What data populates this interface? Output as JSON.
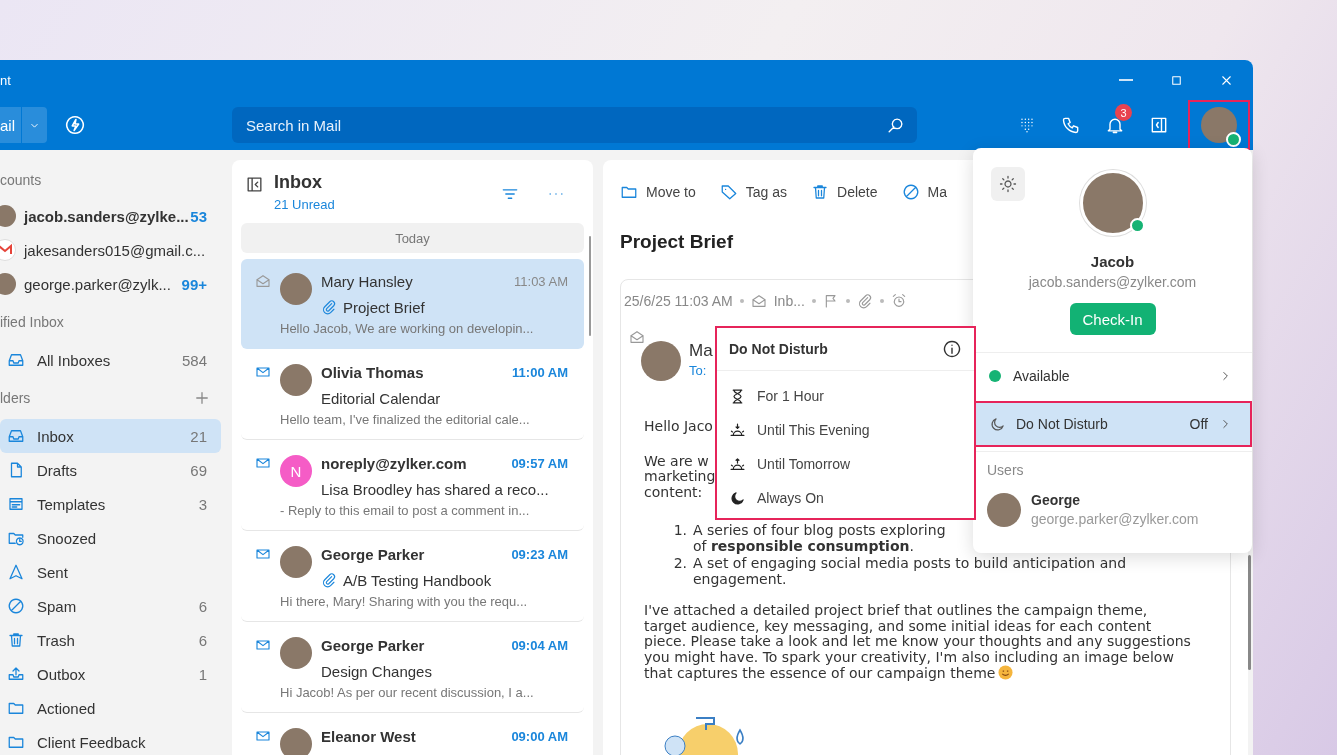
{
  "window": {
    "title": "nt"
  },
  "toolbar": {
    "new_mail": "ail",
    "search": {
      "placeholder": "Search in Mail"
    },
    "notifications_badge": "3",
    "avatar": {
      "online": true,
      "highlighted": true
    }
  },
  "sidebar": {
    "sections": [
      {
        "kind": "accounts",
        "title": "counts",
        "addable": false,
        "items": [
          {
            "kind": "photo",
            "label": "jacob.sanders@zylke...",
            "count": "53",
            "selected": true
          },
          {
            "kind": "gmail",
            "label": "jakesanders015@gmail.c...",
            "selected": false
          },
          {
            "kind": "photo",
            "label": "george.parker@zylk...",
            "count": "99+",
            "selected": false
          }
        ]
      },
      {
        "kind": "folders",
        "title": "ified Inbox",
        "addable": false,
        "items": [
          {
            "kind": "inbox",
            "label": "All Inboxes",
            "count": "584",
            "selected": false
          }
        ]
      },
      {
        "kind": "folders",
        "title": "lders",
        "addable": true,
        "items": [
          {
            "kind": "inbox",
            "label": "Inbox",
            "count": "21",
            "selected": true
          },
          {
            "kind": "drafts",
            "label": "Drafts",
            "count": "69",
            "selected": false
          },
          {
            "kind": "templates",
            "label": "Templates",
            "count": "3",
            "selected": false
          },
          {
            "kind": "snoozed",
            "label": "Snoozed",
            "selected": false
          },
          {
            "kind": "sent",
            "label": "Sent",
            "selected": false
          },
          {
            "kind": "spam",
            "label": "Spam",
            "count": "6",
            "selected": false
          },
          {
            "kind": "trash",
            "label": "Trash",
            "count": "6",
            "selected": false
          },
          {
            "kind": "outbox",
            "label": "Outbox",
            "count": "1",
            "selected": false
          },
          {
            "kind": "folder",
            "label": "Actioned",
            "selected": false
          },
          {
            "kind": "folder",
            "label": "Client Feedback",
            "selected": false
          }
        ]
      }
    ]
  },
  "mail_list": {
    "title": "Inbox",
    "subtitle": "21 Unread",
    "group": "Today",
    "messages": [
      {
        "sender": "Mary Hansley",
        "time": "11:03 AM",
        "subject": "Project Brief",
        "preview": "Hello Jacob, We are working on developin...",
        "unread": false,
        "attachment": true,
        "selected": true,
        "avatar": {
          "kind": "photo"
        }
      },
      {
        "sender": "Olivia Thomas",
        "time": "11:00 AM",
        "subject": "Editorial Calendar",
        "preview": "Hello team, I've finalized the editorial cale...",
        "unread": true,
        "attachment": false,
        "selected": false,
        "avatar": {
          "kind": "photo"
        }
      },
      {
        "sender": "noreply@zylker.com",
        "time": "09:57 AM",
        "subject": "Lisa Broodley has shared a reco...",
        "preview": "- Reply to this email to post a comment in...",
        "unread": true,
        "attachment": false,
        "selected": false,
        "avatar": {
          "kind": "initial",
          "initial": "N",
          "color": "#f55cc6"
        }
      },
      {
        "sender": "George Parker",
        "time": "09:23 AM",
        "subject": "A/B Testing Handbook",
        "preview": "Hi there, Mary! Sharing with you the requ...",
        "unread": true,
        "attachment": true,
        "selected": false,
        "avatar": {
          "kind": "photo"
        }
      },
      {
        "sender": "George Parker",
        "time": "09:04 AM",
        "subject": "Design Changes",
        "preview": "Hi Jacob! As per our recent discussion, I a...",
        "unread": true,
        "attachment": false,
        "selected": false,
        "avatar": {
          "kind": "photo"
        }
      },
      {
        "sender": "Eleanor West",
        "time": "09:00 AM",
        "unread": true,
        "attachment": false,
        "selected": false,
        "avatar": {
          "kind": "photo"
        }
      }
    ]
  },
  "reading_pane": {
    "actions": [
      {
        "kind": "move",
        "label": "Move to"
      },
      {
        "kind": "tag",
        "label": "Tag as"
      },
      {
        "kind": "delete",
        "label": "Delete"
      },
      {
        "kind": "block",
        "label": "Ma"
      }
    ],
    "subject": "Project Brief",
    "meta": {
      "date": "25/6/25 11:03 AM",
      "folder": "Inb..."
    },
    "sender": "Ma",
    "to": "To:",
    "greeting": "Hello Jaco",
    "intro_lines": [
      "We are w",
      "marketing",
      "content:"
    ],
    "list": [
      {
        "marker": "1.",
        "lines": [
          "A series of four blog posts exploring",
          "of **responsible consumption**."
        ]
      },
      {
        "marker": "2.",
        "lines": [
          "A set of engaging social media posts to build anticipation and",
          "engagement."
        ]
      }
    ],
    "paragraph": "I've attached a detailed project brief that outlines the campaign theme, target audience, key messaging, and some initial ideas for each content piece. Please take a look and let me know your thoughts and any suggestions you might have. To spark your creativity, I'm also including an image below that captures the essence of our campaign theme"
  },
  "profile": {
    "name": "Jacob",
    "email": "jacob.sanders@zylker.com",
    "online": true,
    "check_in": "Check-In",
    "status": {
      "label": "Available",
      "color": "#16b374"
    },
    "dnd": {
      "label": "Do Not Disturb",
      "value": "Off",
      "highlighted": true
    },
    "users_title": "Users",
    "users": [
      {
        "name": "George",
        "email": "george.parker@zylker.com"
      }
    ]
  },
  "dnd_menu": {
    "title": "Do Not Disturb",
    "options": [
      {
        "kind": "hour",
        "label": "For 1 Hour"
      },
      {
        "kind": "evening",
        "label": "Until This Evening"
      },
      {
        "kind": "tomorrow",
        "label": "Until Tomorrow"
      },
      {
        "kind": "always",
        "label": "Always On"
      }
    ]
  }
}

EXERCISE PROMPT
Identify and list each line with the word "initial".

THE RESULT
          "kind": "initial",
          "initial": "N",
    "paragraph": "I've attached a detailed project brief that outlines the campaign theme, target audience, key messaging, and some initial ideas for each content piece. Please take a look and let me know your thoughts and any suggestions you might have. To spark your creativity, I'm also including an image below that captures the essence of our campaign theme"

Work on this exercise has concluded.